--- Start of Extracted data ---

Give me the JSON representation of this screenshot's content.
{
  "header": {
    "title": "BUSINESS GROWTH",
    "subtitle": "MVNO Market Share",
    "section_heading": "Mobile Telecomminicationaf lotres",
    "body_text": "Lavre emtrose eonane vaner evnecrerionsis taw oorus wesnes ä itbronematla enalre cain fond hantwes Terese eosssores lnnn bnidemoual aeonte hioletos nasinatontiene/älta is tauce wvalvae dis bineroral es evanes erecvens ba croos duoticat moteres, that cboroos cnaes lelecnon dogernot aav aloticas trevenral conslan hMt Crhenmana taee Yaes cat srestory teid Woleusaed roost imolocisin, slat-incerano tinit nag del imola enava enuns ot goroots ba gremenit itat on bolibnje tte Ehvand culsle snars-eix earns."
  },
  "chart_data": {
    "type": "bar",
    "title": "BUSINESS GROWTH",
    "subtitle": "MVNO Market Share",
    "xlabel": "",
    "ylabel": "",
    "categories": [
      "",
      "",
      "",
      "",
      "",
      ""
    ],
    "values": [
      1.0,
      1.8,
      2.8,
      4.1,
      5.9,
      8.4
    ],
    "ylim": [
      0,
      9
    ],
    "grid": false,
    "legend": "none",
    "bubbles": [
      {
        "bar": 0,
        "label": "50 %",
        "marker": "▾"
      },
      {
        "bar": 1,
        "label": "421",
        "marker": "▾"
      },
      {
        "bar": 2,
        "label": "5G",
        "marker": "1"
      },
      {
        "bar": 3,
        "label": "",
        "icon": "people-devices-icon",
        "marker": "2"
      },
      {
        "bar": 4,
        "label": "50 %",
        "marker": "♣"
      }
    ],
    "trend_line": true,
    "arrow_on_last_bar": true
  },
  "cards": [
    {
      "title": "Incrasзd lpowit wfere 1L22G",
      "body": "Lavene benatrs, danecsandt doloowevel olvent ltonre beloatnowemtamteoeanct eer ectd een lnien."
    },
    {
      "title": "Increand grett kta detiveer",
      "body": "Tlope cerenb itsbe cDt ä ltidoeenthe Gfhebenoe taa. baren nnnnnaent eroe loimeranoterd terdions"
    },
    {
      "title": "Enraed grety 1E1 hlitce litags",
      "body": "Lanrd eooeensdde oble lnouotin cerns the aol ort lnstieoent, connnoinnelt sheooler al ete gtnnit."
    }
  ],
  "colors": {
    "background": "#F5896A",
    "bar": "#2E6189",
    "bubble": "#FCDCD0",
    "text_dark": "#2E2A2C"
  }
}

--- End of Extracted data ---

**What the task asks**:
Tally how many lines of the data include the word "marker". Write the number and nothing else.

**Finished task**:
5